Tarefa 1: Extraia do texto sobre o fechamento de Wall Street o trecho que vai de "As companhias aéreas" até "ataques ao Irã.".
Tarefa 2: Segundo o texto sobre o fechamento de Wall Street, qual foi a alta das ações da United Airlines?

Texto base:
◇ ◇ ◇ ◇
O Dow Jones fechou em alta de 1,38%, aos 46.208,474 pontos. O S&P 500 terminou com ganho de 1,15%, aos 6.581,00 pontos, e o Nasdaq encerrou com avanço de 1,38%, aos 21.946,76 pontos.
Após o presidente dos EUA, Donald Trump, dar um prazo de 48 horas para o Irã liberar o Estreito de Ormuz, o republicano esticou o deadline e falou em negociações muito boas com Teerã. Foi o gatilho para os ganhos dos índices, que se mantiveram no positivo a despeito de representantes do Irã terem refutado a informação sobre negociações entre Teerã e os EUA.
"Certamente, terceiros estão se manifestando, mas a conclusão do mercado é que os EUA gostariam de evitar as consequências econômicas da escalada do conflito", escreveram analistas do Société Générale.
As companhias aéreas se beneficiaram da queda do petróleo e ações da American Airlines e United Airlines subiram 3,74% e 4,46%, respectivamente. As empresas de cruzeiro marítimo também se somaram aos ativos em recuperação, com a Carnival em alta de mais de 5,5%, após afundar mais de 18% desde os ataques ao Irã.
◇ ◇ ◇ ◇
Dados fornecidos:
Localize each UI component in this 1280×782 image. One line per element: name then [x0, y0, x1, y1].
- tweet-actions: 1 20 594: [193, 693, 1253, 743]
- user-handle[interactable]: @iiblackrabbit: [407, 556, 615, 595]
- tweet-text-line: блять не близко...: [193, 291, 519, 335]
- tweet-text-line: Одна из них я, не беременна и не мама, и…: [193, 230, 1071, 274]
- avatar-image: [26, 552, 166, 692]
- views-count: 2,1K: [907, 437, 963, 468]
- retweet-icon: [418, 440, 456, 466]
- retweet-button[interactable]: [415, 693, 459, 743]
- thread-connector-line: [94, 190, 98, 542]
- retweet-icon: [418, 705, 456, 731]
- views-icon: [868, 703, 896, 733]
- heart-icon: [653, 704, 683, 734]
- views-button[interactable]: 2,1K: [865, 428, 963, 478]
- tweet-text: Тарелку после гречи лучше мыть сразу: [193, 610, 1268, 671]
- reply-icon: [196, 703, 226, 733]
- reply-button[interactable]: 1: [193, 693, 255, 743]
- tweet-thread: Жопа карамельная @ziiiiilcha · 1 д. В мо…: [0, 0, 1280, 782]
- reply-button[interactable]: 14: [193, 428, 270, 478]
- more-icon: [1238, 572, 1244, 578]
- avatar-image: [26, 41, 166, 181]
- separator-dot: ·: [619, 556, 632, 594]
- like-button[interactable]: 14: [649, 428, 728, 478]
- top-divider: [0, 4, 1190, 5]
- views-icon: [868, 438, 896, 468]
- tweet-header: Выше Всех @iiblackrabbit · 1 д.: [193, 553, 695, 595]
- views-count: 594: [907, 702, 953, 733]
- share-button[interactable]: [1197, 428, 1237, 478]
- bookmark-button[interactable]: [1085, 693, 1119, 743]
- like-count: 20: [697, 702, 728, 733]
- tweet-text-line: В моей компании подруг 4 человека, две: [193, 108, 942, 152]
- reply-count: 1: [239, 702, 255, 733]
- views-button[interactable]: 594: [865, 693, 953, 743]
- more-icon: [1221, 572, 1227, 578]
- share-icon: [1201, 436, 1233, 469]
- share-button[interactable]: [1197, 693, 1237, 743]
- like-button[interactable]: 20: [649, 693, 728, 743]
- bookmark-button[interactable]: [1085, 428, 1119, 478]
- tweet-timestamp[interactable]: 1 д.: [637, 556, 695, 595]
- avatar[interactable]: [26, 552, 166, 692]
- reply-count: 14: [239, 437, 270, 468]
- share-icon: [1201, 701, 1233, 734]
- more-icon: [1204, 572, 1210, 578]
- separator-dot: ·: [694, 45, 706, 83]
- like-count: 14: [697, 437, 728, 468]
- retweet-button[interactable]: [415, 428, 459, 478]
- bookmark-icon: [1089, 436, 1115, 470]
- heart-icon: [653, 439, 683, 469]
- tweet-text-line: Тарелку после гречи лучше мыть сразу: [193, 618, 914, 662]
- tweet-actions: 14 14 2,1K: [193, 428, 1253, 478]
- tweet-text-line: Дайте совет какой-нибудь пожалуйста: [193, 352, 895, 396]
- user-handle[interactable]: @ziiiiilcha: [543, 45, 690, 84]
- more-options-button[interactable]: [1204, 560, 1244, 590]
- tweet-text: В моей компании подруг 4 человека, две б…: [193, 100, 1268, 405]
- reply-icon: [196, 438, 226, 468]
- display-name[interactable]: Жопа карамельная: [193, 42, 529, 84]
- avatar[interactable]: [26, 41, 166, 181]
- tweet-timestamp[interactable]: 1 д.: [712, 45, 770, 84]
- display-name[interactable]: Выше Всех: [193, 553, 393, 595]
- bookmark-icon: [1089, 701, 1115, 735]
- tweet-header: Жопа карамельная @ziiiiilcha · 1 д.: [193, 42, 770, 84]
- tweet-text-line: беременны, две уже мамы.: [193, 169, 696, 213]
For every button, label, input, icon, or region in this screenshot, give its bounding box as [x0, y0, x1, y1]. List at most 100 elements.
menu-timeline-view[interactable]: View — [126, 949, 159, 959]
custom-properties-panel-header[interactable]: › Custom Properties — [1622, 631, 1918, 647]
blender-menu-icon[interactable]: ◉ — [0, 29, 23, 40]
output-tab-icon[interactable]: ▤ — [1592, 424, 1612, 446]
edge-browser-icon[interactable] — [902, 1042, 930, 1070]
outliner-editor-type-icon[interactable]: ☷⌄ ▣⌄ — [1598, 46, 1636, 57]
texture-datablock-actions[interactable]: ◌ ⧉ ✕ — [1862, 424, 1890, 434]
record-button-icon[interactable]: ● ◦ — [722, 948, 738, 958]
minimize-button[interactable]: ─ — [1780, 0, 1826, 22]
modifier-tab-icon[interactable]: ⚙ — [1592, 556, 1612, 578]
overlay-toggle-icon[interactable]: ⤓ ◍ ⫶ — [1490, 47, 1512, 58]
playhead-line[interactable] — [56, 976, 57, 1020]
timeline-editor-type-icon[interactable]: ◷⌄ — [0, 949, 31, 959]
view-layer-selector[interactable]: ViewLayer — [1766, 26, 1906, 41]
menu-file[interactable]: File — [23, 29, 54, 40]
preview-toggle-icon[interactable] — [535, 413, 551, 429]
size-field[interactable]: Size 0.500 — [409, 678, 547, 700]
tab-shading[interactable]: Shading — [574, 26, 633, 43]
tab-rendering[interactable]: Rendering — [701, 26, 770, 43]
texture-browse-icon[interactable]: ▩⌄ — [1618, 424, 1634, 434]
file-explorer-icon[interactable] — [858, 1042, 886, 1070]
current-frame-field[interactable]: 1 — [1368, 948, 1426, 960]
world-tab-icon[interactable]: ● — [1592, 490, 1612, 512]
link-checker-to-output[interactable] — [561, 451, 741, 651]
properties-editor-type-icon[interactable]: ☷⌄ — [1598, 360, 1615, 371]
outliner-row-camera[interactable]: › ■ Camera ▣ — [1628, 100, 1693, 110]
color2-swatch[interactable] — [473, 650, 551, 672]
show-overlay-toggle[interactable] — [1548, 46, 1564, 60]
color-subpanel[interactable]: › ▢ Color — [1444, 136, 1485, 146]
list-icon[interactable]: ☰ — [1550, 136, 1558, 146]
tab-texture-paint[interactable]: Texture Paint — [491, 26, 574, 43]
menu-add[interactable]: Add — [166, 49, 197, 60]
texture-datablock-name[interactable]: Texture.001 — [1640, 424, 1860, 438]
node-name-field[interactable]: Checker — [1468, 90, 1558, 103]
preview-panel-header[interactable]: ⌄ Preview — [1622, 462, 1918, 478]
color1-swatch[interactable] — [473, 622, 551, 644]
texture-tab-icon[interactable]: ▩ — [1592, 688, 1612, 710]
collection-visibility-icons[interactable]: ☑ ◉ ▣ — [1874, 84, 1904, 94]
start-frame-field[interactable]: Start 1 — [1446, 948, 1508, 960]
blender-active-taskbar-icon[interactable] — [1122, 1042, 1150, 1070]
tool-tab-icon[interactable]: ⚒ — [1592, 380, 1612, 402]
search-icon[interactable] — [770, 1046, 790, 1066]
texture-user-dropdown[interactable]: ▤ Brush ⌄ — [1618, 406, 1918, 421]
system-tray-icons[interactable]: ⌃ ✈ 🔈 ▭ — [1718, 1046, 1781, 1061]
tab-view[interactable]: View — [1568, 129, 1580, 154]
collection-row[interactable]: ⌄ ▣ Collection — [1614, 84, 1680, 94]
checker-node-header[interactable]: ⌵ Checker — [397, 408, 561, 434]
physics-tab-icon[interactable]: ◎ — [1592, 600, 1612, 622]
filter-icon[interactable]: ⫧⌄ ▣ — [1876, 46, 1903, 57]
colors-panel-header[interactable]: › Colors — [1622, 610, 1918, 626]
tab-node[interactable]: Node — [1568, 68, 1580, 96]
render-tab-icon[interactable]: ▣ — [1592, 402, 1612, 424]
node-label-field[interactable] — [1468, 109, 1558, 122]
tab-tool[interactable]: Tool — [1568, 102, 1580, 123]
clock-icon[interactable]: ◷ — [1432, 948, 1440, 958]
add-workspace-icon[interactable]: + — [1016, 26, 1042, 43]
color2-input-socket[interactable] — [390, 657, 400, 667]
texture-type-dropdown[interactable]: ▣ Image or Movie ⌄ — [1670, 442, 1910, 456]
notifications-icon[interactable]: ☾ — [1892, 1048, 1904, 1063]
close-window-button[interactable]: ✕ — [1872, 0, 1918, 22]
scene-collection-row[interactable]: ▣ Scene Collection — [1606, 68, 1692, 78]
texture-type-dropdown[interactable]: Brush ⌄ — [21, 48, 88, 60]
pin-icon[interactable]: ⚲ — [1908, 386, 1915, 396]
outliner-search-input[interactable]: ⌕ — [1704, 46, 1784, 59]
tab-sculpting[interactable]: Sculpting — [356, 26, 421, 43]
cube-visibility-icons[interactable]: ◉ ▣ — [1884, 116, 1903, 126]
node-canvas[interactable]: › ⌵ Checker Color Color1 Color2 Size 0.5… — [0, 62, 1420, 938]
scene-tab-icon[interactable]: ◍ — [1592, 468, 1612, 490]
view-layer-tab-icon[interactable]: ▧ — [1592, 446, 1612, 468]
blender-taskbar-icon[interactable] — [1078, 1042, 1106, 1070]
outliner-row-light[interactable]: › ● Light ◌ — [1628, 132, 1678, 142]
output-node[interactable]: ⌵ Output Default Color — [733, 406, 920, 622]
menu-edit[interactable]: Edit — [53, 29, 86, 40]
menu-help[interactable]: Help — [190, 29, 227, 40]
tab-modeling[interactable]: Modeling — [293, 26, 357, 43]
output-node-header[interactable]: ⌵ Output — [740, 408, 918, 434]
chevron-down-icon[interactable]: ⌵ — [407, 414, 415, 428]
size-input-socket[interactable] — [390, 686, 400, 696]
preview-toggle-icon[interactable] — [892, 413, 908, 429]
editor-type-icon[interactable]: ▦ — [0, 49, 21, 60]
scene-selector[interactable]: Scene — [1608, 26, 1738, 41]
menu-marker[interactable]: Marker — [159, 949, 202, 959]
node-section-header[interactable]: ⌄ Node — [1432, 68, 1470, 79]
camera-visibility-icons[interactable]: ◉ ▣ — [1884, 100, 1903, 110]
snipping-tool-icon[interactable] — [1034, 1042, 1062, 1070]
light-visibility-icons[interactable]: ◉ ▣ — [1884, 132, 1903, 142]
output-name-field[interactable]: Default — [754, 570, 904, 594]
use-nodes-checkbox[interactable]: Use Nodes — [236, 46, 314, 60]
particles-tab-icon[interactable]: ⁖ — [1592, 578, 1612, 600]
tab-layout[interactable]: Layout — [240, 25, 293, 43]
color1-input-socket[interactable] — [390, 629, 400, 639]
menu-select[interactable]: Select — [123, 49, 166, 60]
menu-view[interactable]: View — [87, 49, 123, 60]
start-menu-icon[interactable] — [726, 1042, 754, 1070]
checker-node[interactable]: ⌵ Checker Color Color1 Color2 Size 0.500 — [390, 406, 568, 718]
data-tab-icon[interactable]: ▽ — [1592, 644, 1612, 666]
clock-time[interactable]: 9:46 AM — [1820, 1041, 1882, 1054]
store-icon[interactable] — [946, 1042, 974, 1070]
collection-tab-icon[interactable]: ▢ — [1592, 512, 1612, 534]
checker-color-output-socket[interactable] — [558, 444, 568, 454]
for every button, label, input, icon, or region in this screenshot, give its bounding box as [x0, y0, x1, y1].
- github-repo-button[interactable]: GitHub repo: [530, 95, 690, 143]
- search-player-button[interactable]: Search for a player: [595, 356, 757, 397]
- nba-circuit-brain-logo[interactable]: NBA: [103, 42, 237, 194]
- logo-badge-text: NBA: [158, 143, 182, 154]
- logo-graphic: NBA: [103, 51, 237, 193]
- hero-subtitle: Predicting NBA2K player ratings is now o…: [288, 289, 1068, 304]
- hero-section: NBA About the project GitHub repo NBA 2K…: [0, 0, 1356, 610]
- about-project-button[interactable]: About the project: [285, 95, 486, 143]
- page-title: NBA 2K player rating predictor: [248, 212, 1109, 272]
◇ ◇ ◇ ◇
Resposta esperada 1:
As companhias aéreas se beneficiaram da queda do petróleo e ações da American Airlines e United Airlines subiram 3,74% e 4,46%, respectivamente. As empresas de cruzeiro marítimo também se somaram aos ativos em recuperação, com a Carnival em alta de mais de 5,5%, após afundar mais de 18% desde os ataques ao Irã.

Resposta esperada 2: As ações da United Airlines subiram 4,46%.